(Records contained in a dataset)
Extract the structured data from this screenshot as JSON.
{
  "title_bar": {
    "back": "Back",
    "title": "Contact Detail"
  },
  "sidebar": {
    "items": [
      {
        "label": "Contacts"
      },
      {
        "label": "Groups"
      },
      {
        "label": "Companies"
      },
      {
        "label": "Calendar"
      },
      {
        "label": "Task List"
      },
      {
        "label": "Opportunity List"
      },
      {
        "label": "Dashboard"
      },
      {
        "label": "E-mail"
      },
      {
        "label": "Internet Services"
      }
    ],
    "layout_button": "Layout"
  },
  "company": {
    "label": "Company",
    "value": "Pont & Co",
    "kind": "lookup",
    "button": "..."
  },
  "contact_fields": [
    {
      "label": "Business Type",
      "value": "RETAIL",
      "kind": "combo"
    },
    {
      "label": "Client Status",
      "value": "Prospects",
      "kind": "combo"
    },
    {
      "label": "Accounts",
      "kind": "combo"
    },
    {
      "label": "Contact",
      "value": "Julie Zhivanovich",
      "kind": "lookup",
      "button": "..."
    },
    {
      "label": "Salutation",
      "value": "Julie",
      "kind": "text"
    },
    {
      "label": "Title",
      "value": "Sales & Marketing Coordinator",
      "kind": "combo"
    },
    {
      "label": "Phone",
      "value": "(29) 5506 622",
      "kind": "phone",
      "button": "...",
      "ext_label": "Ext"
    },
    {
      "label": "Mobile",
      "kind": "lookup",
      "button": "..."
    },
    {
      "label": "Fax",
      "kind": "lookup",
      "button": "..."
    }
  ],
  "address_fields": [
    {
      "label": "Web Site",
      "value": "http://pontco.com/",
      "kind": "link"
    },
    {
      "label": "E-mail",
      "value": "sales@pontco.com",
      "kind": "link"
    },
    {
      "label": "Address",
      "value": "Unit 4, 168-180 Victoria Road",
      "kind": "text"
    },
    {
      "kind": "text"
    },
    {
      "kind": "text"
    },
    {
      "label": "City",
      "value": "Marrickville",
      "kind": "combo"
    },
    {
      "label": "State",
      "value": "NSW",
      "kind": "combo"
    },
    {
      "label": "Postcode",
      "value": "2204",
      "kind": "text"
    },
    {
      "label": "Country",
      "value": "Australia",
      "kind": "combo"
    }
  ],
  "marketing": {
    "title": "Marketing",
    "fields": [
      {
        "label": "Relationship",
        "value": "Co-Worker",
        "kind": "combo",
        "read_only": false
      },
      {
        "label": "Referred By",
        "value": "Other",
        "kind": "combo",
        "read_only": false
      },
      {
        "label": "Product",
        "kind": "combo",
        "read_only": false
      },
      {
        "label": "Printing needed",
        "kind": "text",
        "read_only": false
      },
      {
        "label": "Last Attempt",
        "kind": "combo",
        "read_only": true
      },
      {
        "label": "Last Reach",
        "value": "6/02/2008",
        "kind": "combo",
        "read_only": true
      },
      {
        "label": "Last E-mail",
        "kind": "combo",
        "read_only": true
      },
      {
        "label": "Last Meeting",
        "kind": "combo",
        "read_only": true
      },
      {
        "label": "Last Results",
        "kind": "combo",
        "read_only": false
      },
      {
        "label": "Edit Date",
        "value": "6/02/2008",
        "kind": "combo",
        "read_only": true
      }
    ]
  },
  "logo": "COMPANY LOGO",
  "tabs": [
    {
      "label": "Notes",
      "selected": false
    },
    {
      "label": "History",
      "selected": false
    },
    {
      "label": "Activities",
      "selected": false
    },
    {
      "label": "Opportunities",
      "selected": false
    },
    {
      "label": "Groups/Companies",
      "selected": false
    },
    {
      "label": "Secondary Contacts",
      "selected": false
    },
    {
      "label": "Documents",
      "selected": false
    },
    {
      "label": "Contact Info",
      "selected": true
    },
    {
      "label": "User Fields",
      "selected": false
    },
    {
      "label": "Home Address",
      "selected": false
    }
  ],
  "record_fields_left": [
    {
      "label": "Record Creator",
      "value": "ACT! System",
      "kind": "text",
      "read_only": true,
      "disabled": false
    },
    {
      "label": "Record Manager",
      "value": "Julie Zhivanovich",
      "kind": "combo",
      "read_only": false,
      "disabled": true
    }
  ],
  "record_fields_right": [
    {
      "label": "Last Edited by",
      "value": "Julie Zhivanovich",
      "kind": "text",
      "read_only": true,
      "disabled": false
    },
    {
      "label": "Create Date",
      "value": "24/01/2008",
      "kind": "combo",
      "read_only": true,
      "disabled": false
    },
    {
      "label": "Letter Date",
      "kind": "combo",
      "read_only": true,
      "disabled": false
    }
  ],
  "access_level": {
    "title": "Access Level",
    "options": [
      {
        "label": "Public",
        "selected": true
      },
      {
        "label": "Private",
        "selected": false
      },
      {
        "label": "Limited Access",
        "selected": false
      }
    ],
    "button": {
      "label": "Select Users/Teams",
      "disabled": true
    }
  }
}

• What to produce: Pull out the lines above in which the word "pontco" appears.

• Exercise result:
      "value": "http://pontco.com/",
      "value": "sales@pontco.com",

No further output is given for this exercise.